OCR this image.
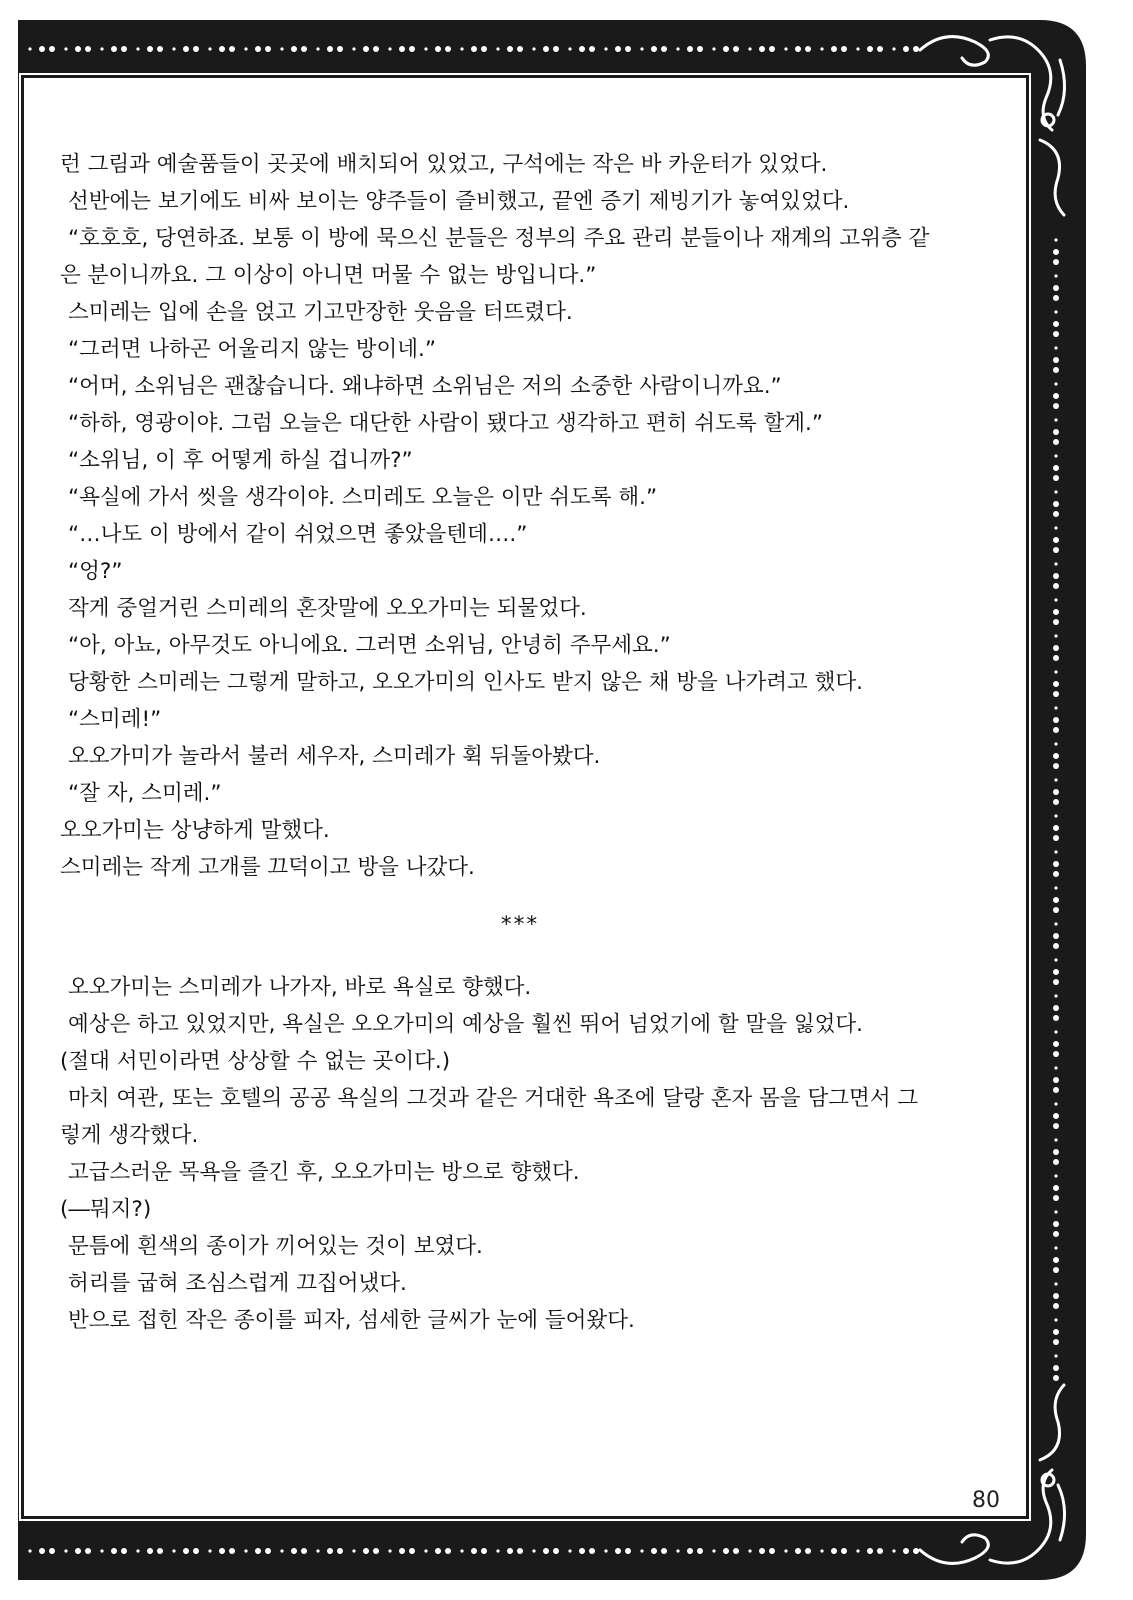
런 그림과 예술품들이 곳곳에 배치되어 있었고, 구석에는 작은 바 카운터가 있었다.

선반에는 보기에도 비싸 보이는 양주들이 즐비했고, 끝엔 증기 제빙기가 놓여있었다.

“호호호, 당연하죠. 보통 이 방에 묵으신 분들은 정부의 주요 관리 분들이나 재계의 고위층 같

은 분이니까요. 그 이상이 아니면 머물 수 없는 방입니다.”

스미레는 입에 손을 얹고 기고만장한 웃음을 터뜨렸다.

“그러면 나하곤 어울리지 않는 방이네.”

“어머, 소위님은 괜찮습니다. 왜냐하면 소위님은 저의 소중한 사람이니까요.”

“하하, 영광이야. 그럼 오늘은 대단한 사람이 됐다고 생각하고 편히 쉬도록 할게.”

“소위님, 이 후 어떻게 하실 겁니까?”

“욕실에 가서 씻을 생각이야. 스미레도 오늘은 이만 쉬도록 해.”

“…나도 이 방에서 같이 쉬었으면 좋았을텐데….”

“엉?”

작게 중얼거린 스미레의 혼잣말에 오오가미는 되물었다.

“아, 아뇨, 아무것도 아니에요. 그러면 소위님, 안녕히 주무세요.”

당황한 스미레는 그렇게 말하고, 오오가미의 인사도 받지 않은 채 방을 나가려고 했다.

“스미레!”

오오가미가 놀라서 불러 세우자, 스미레가 휙 뒤돌아봤다.

“잘 자, 스미레.”

오오가미는 상냥하게 말했다.

스미레는 작게 고개를 끄덕이고 방을 나갔다.

***

오오가미는 스미레가 나가자, 바로 욕실로 향했다.

예상은 하고 있었지만, 욕실은 오오가미의 예상을 훨씬 뛰어 넘었기에 할 말을 잃었다.

(절대 서민이라면 상상할 수 없는 곳이다.)

마치 여관, 또는 호텔의 공공 욕실의 그것과 같은 거대한 욕조에 달랑 혼자 몸을 담그면서 그

렇게 생각했다.

고급스러운 목욕을 즐긴 후, 오오가미는 방으로 향했다.

(―뭐지?)

문틈에 흰색의 종이가 끼어있는 것이 보였다.

허리를 굽혀 조심스럽게 끄집어냈다.

반으로 접힌 작은 종이를 피자, 섬세한 글씨가 눈에 들어왔다.

80
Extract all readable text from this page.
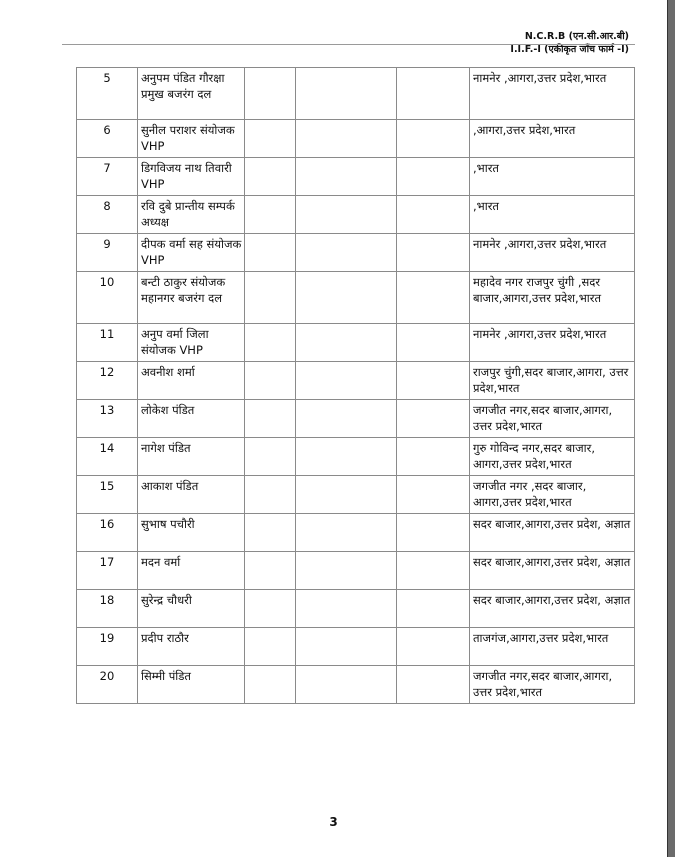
N.C.R.B (एन.सी.आर.बी)
I.I.F.-I (एकीकृत जाँच फार्म -I)
5	अनुपम पंडित गौरक्षा प्रमुख बजरंग दल				नामनेर ,आगरा,उत्तर प्रदेश,भारत
6	सुनील पराशर संयोजक VHP				,आगरा,उत्तर प्रदेश,भारत
7	डिगविजय नाथ तिवारी VHP				,भारत
8	रवि दुबे प्रान्तीय सम्पर्क अध्यक्ष				,भारत
9	दीपक वर्मा सह संयोजक VHP				नामनेर ,आगरा,उत्तर प्रदेश,भारत
10	बन्टी ठाकुर संयोजक महानगर बजरंग दल				महादेव नगर राजपुर चुंगी ,सदर बाजार,आगरा,उत्तर प्रदेश,भारत
11	अनुप वर्मा जिला संयोजक VHP				नामनेर ,आगरा,उत्तर प्रदेश,भारत
12	अवनीश शर्मा				राजपुर चुंगी,सदर बाजार,आगरा, उत्तर प्रदेश,भारत
13	लोकेश पंडित				जगजीत नगर,सदर बाजार,आगरा, उत्तर प्रदेश,भारत
14	नागेश पंडित				गुरु गोविन्द नगर,सदर बाजार, आगरा,उत्तर प्रदेश,भारत
15	आकाश पंडित				जगजीत नगर ,सदर बाजार, आगरा,उत्तर प्रदेश,भारत
16	सुभाष पचौरी				सदर बाजार,आगरा,उत्तर प्रदेश, अज्ञात
17	मदन वर्मा				सदर बाजार,आगरा,उत्तर प्रदेश, अज्ञात
18	सुरेन्द्र चौधरी				सदर बाजार,आगरा,उत्तर प्रदेश, अज्ञात
19	प्रदीप राठौर				ताजगंज,आगरा,उत्तर प्रदेश,भारत
20	सिम्मी पंडित				जगजीत नगर,सदर बाजार,आगरा, उत्तर प्रदेश,भारत
3
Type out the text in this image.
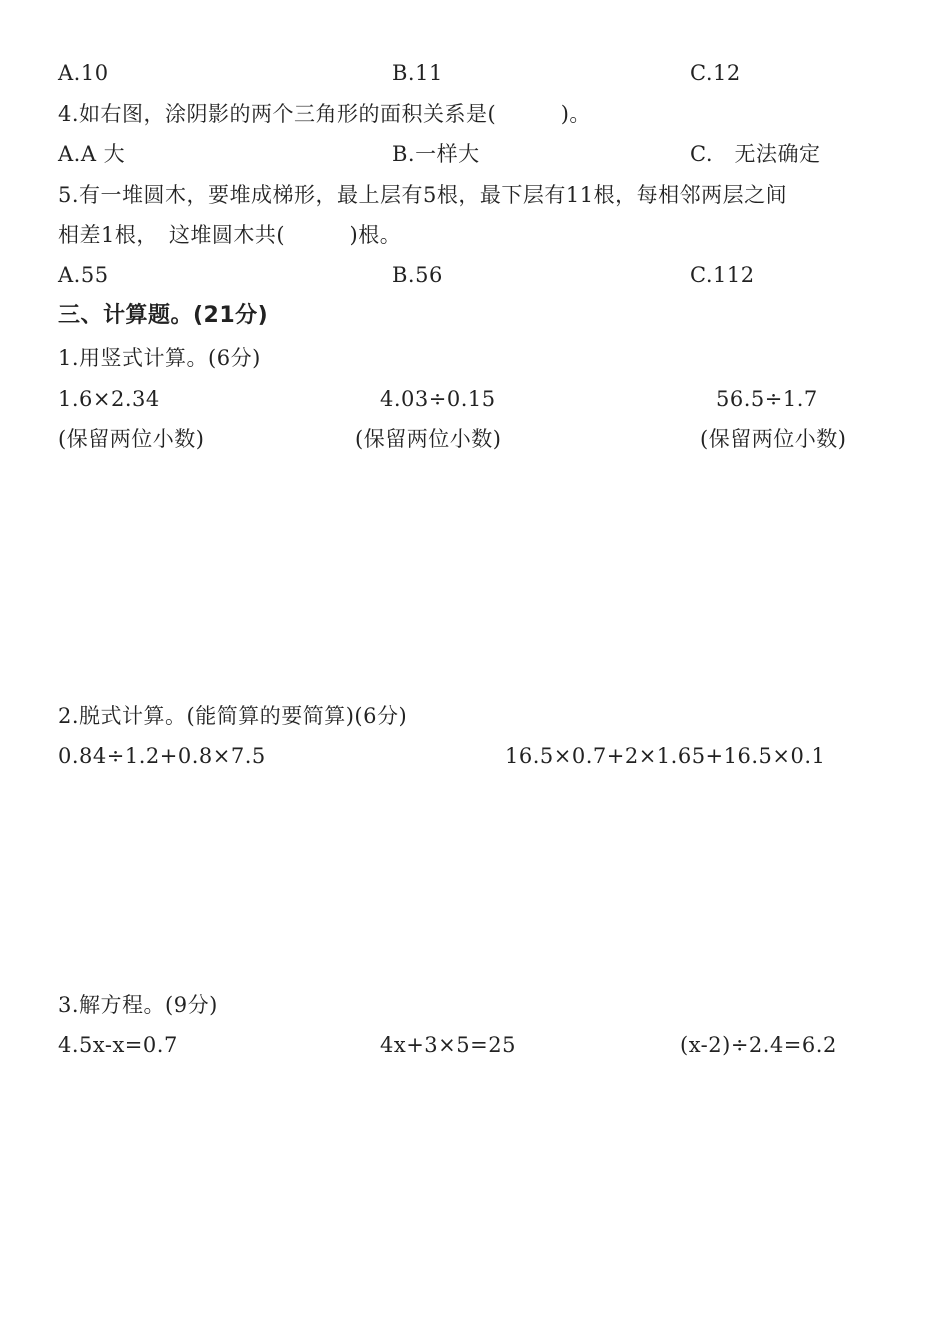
A.10	B.11	C.12
4.如右图，涂阴影的两个三角形的面积关系是(　　　)。
A.A 大	B.一样大	C.　无法确定
5.有一堆圆木，要堆成梯形，最上层有5根，最下层有11根，每相邻两层之间
相差1根，　这堆圆木共(　　　)根。
A.55	B.56	C.112
三、计算题。(21分)
1.用竖式计算。(6分)
1.6×2.34	4.03÷0.15	56.5÷1.7
(保留两位小数)	(保留两位小数)	(保留两位小数)
2.脱式计算。(能简算的要简算)(6分)
0.84÷1.2+0.8×7.5	16.5×0.7+2×1.65+16.5×0.1
3.解方程。(9分)
4.5x-x=0.7	4x+3×5=25	(x-2)÷2.4=6.2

_ _ _ _ _ _ _

Find every line of the data that holds the string "오오가미는", then say how many there are and nothing else.

◆ **Solution below**: 4